◆ What is needed
Copy each line in the data that includes the word "والحب".

((

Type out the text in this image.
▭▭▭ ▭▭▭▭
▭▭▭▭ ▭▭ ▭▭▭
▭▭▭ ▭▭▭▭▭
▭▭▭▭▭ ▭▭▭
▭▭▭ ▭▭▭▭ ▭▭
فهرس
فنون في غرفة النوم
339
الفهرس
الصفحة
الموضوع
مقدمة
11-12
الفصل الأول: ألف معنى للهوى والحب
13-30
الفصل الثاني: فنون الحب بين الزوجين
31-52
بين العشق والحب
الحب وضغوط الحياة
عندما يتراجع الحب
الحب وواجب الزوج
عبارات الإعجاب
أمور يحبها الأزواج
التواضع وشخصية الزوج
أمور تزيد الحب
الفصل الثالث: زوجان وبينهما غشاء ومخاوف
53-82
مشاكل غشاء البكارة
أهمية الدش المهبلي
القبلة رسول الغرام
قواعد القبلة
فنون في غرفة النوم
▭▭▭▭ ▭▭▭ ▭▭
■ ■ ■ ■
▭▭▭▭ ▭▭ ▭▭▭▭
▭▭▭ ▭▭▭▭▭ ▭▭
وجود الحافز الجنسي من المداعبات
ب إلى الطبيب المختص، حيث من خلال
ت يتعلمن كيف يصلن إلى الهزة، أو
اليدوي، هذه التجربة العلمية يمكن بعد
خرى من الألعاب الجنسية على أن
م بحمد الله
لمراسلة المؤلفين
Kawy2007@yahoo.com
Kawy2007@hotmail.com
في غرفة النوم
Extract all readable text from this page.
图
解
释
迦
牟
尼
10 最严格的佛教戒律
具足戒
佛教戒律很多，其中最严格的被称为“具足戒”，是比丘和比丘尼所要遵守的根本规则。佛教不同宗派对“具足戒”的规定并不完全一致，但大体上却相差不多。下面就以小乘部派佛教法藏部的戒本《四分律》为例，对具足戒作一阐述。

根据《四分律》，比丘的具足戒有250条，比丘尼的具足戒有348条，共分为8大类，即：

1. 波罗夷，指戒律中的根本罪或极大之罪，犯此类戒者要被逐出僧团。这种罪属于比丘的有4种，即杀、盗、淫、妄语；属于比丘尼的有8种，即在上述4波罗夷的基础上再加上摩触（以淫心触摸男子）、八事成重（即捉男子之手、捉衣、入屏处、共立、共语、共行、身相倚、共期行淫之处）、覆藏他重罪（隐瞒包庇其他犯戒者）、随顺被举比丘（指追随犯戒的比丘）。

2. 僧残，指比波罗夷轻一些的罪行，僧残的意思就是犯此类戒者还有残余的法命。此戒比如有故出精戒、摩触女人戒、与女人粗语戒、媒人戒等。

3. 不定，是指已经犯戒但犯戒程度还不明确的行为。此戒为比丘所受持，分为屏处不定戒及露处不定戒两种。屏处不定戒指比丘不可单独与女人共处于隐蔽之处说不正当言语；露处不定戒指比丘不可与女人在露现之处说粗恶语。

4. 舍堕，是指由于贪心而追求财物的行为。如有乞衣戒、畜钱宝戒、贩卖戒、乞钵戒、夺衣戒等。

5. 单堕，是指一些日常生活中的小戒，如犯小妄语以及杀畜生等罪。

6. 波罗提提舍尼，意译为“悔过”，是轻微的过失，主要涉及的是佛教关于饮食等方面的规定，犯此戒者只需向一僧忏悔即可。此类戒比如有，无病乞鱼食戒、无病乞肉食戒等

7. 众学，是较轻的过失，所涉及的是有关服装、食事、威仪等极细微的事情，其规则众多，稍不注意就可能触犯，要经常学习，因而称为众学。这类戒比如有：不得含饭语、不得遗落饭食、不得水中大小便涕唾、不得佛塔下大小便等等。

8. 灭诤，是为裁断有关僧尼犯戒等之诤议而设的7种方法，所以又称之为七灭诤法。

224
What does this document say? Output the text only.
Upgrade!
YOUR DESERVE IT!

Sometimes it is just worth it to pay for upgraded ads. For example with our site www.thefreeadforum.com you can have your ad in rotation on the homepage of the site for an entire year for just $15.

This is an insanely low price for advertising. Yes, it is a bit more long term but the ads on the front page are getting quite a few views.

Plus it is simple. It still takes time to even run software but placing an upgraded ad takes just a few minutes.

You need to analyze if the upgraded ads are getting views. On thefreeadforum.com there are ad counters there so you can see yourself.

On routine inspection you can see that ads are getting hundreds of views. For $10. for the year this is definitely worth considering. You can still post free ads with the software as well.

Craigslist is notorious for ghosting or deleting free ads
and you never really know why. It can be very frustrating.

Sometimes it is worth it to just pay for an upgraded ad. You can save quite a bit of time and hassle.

))

◆ Task answer
الفصل الأول: ألف معنى للهوى والحب
بين العشق والحب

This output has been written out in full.